*Your instructions*: Scan each line of the records for the word "Balance" and extract the ones that have it.

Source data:
- - -

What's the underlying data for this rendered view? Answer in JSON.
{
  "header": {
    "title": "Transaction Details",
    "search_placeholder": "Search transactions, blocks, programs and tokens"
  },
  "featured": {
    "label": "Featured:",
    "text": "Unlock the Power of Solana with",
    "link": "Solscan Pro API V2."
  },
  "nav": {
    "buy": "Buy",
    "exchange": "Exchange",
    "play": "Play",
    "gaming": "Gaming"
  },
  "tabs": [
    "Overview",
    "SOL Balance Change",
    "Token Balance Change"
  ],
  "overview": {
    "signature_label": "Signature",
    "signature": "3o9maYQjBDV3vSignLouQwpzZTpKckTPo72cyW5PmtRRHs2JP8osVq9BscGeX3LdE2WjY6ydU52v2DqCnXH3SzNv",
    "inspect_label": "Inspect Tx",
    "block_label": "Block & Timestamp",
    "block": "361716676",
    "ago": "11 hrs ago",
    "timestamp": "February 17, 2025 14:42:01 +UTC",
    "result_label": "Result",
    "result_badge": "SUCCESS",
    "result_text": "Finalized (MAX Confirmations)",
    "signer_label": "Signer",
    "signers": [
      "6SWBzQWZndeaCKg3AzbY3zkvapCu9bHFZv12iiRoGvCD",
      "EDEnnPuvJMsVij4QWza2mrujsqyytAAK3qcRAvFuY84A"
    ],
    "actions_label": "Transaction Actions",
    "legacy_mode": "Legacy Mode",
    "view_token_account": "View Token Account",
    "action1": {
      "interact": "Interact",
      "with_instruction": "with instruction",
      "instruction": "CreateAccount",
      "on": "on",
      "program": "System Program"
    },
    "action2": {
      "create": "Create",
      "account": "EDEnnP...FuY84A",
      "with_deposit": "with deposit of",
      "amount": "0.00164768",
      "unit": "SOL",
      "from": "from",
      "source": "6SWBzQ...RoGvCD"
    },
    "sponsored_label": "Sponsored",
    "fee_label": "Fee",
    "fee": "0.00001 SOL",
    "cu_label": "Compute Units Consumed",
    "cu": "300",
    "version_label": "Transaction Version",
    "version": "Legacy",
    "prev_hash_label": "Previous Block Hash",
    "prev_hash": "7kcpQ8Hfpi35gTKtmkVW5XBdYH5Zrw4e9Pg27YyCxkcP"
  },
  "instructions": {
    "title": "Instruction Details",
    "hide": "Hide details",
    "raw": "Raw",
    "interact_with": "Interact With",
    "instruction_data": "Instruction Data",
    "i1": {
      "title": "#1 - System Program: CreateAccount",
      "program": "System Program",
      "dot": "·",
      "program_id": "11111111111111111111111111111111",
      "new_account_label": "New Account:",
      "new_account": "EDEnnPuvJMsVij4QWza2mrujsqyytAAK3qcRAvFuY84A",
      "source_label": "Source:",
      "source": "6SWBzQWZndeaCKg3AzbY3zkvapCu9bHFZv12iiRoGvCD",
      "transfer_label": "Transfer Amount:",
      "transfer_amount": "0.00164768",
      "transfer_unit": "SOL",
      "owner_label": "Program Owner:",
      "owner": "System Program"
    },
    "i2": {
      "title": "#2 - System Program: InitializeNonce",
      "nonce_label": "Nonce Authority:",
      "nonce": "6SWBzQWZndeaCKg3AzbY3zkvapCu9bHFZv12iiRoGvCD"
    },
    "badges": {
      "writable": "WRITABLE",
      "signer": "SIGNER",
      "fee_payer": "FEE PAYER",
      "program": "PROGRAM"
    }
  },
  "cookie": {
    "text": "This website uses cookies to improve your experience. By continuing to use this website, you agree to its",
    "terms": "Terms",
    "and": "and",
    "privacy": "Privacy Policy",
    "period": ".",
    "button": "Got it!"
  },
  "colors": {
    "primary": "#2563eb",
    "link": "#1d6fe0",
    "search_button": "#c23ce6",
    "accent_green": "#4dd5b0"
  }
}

- - -

*Answer to the exercise*:
    "SOL Balance Change",
    "Token Balance Change"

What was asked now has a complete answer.